:: WHAT YOU ARE ASKED TO DO ::
Identify and copy all lines of the material where the string "Wahlen" is found.

:: SOURCE MATERIAL ::
============

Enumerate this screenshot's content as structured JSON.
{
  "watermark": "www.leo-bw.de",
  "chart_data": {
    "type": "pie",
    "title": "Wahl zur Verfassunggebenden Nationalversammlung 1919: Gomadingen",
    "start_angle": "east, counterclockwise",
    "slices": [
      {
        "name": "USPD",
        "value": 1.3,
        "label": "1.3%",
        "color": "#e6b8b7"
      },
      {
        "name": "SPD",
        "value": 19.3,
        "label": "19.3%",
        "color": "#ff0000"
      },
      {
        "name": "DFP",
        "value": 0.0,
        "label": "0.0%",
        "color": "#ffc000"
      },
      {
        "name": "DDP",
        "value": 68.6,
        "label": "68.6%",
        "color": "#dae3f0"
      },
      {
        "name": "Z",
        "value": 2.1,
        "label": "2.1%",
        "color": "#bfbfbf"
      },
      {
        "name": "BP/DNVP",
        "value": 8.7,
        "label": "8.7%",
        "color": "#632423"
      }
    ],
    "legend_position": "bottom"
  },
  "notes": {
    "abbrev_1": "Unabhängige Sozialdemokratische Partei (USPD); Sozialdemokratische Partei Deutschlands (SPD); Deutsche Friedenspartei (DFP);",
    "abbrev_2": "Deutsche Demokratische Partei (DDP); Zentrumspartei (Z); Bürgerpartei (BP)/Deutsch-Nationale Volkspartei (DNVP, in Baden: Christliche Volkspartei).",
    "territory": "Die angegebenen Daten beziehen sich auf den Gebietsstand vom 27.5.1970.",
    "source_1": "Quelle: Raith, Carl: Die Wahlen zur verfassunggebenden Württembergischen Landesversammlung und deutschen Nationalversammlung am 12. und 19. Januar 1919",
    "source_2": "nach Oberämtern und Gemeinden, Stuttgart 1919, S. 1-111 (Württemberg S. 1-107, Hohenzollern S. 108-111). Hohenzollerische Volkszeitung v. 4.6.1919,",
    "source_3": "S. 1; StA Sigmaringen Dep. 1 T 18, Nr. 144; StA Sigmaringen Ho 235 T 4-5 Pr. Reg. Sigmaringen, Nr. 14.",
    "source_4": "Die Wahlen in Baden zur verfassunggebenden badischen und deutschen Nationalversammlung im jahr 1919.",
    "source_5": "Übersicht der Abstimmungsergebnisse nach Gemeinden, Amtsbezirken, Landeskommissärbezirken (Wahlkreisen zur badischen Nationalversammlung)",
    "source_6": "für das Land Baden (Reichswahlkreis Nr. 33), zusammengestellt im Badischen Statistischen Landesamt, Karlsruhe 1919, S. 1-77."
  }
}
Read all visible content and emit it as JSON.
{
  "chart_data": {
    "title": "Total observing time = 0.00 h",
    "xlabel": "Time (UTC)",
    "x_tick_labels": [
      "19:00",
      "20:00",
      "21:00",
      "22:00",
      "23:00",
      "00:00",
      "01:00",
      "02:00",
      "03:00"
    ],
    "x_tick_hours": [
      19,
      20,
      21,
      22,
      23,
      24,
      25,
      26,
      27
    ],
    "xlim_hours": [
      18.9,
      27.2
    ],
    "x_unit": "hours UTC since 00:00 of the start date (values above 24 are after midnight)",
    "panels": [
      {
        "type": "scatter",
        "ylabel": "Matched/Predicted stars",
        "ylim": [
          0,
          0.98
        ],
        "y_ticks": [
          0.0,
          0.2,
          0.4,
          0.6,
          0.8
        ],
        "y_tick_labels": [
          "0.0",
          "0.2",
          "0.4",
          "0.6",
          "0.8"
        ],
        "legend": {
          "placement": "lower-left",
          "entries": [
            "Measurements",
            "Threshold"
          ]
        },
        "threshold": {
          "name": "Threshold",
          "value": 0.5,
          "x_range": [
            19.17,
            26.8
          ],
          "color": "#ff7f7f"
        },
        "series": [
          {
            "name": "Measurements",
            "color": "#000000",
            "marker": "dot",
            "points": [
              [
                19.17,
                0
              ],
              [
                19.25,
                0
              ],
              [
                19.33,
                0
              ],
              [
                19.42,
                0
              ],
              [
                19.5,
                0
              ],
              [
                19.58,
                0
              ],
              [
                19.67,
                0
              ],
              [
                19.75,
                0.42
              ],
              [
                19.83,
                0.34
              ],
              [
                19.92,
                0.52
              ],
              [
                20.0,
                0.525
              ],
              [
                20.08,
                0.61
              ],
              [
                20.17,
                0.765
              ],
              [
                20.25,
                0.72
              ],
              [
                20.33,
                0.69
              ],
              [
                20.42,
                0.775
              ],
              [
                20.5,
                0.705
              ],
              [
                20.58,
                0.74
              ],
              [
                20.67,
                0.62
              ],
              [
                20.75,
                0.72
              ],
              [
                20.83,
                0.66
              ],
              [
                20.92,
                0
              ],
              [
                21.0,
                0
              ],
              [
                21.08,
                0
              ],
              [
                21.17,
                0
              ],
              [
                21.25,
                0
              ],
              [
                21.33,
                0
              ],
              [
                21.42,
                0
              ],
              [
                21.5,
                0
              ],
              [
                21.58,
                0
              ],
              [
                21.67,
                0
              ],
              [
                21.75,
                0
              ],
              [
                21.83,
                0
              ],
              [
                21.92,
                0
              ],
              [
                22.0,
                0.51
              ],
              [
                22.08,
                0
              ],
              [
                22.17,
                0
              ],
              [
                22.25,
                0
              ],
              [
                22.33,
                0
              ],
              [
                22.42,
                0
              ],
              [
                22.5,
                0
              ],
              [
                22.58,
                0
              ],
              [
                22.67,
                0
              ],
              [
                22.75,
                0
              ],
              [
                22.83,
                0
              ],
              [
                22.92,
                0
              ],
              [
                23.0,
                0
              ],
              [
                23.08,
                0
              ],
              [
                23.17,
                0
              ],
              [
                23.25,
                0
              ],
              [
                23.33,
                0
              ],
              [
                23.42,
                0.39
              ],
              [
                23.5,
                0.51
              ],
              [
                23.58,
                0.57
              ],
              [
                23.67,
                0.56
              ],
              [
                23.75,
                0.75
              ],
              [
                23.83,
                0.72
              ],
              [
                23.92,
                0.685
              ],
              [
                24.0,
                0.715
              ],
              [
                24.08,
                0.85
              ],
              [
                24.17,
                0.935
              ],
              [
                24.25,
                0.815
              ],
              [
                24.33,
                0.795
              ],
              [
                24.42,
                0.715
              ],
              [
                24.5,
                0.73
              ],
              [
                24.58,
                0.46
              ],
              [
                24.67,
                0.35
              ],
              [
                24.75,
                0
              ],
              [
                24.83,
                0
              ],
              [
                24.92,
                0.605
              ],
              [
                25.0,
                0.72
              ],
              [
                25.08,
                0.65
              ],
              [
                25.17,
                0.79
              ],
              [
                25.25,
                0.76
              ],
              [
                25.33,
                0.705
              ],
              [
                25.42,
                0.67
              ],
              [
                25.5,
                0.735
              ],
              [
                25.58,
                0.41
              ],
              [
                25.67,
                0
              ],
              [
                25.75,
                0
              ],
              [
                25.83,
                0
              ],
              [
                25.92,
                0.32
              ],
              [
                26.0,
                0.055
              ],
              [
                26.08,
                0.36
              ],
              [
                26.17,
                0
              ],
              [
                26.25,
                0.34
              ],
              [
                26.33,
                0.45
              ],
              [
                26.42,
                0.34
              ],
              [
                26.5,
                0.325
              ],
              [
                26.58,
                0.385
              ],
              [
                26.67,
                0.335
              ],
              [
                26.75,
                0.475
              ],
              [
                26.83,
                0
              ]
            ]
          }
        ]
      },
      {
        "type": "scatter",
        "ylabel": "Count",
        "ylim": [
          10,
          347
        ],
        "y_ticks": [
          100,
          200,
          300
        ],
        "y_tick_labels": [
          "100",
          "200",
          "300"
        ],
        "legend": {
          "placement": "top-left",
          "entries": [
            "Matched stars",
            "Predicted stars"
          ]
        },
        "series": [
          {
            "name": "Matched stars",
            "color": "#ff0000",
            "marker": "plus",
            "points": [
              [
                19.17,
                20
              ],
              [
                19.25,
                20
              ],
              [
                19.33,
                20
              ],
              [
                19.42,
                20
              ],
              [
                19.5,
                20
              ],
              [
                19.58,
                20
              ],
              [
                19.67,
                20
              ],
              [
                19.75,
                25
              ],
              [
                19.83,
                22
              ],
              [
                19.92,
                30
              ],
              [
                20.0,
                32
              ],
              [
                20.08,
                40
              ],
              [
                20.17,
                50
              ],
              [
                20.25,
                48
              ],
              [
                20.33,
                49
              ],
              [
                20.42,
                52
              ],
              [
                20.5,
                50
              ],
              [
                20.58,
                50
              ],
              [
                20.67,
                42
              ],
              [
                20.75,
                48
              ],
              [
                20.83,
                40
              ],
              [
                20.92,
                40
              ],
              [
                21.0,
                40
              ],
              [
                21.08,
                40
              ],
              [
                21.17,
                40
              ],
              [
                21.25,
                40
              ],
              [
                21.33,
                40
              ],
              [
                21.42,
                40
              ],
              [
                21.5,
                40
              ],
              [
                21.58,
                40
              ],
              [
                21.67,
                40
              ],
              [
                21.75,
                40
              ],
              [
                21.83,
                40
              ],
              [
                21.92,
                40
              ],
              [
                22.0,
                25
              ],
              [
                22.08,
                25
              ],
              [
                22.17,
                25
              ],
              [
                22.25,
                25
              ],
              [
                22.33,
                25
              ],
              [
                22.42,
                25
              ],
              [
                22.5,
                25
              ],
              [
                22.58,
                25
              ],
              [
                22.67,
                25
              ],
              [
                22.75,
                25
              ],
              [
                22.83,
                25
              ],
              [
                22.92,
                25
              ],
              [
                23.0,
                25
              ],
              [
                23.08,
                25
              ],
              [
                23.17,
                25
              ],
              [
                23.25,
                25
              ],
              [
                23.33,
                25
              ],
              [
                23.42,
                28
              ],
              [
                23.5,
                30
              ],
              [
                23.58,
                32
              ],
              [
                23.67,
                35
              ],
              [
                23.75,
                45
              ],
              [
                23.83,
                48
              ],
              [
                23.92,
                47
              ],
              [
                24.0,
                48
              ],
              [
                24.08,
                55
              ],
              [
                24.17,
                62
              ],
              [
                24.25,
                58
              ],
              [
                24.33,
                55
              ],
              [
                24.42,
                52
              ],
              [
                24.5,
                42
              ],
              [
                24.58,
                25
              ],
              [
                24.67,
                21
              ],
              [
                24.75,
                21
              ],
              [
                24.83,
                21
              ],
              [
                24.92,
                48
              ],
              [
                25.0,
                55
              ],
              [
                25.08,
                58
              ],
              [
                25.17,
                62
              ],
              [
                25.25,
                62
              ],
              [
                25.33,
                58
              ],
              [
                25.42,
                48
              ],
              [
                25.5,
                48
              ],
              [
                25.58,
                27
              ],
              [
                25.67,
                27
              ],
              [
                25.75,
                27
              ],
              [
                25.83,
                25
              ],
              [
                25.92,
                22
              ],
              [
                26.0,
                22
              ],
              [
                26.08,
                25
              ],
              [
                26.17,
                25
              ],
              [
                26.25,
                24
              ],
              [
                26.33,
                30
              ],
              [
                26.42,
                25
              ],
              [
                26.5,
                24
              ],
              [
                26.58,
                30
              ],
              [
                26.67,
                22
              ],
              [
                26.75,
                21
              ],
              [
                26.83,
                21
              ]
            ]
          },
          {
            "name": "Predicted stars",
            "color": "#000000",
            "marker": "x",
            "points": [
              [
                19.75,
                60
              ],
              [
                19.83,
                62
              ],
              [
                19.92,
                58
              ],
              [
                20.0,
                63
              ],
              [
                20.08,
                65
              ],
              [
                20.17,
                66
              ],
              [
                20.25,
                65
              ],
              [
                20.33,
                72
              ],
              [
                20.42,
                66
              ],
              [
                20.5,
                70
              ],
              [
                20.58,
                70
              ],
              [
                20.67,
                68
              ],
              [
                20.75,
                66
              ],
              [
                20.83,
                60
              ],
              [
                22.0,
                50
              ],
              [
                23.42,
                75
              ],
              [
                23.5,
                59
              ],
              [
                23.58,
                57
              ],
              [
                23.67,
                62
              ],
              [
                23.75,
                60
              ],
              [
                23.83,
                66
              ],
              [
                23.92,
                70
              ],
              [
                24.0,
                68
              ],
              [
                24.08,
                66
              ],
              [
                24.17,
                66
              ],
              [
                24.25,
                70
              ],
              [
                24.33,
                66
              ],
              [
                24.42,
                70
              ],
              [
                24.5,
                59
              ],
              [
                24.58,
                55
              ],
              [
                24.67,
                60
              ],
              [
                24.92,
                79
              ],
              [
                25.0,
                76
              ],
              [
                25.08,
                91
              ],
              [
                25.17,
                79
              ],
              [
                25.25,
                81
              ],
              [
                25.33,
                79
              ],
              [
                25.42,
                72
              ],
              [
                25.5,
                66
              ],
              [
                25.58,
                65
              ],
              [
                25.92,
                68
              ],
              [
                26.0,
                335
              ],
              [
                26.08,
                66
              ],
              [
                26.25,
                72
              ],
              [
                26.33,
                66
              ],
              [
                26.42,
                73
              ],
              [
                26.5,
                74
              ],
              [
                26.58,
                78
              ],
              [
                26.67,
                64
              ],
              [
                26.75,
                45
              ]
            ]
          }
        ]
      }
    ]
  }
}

============

:: OUTPUT OF THE TASK ::
    "source_1": "Quelle: Raith, Carl: Die Wahlen zur verfassunggebenden Württembergischen Landesversammlung und deutschen Nationalversammlung am 12. und 19. Januar 1919",
    "source_4": "Die Wahlen in Baden zur verfassunggebenden badischen und deutschen Nationalversammlung im jahr 1919.",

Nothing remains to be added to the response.